TASK PROMPT: Copy each line that holds "Sondaj".

INFORMATION SHOWN:
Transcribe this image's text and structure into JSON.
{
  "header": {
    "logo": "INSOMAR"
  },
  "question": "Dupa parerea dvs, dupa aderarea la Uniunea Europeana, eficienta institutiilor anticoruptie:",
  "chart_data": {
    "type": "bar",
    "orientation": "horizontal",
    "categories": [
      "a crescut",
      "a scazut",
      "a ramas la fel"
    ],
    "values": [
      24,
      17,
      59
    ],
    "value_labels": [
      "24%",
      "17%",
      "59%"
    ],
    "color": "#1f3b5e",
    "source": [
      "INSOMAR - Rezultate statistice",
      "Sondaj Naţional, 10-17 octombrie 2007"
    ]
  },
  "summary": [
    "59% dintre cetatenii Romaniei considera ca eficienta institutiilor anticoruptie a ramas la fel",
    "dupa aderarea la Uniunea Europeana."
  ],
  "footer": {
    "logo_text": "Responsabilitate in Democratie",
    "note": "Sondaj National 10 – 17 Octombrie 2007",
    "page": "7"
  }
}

OUTPUT FOR THIS EXERCISE:
      "Sondaj Naţional, 10-17 octombrie 2007"
    "note": "Sondaj National 10 – 17 Octombrie 2007",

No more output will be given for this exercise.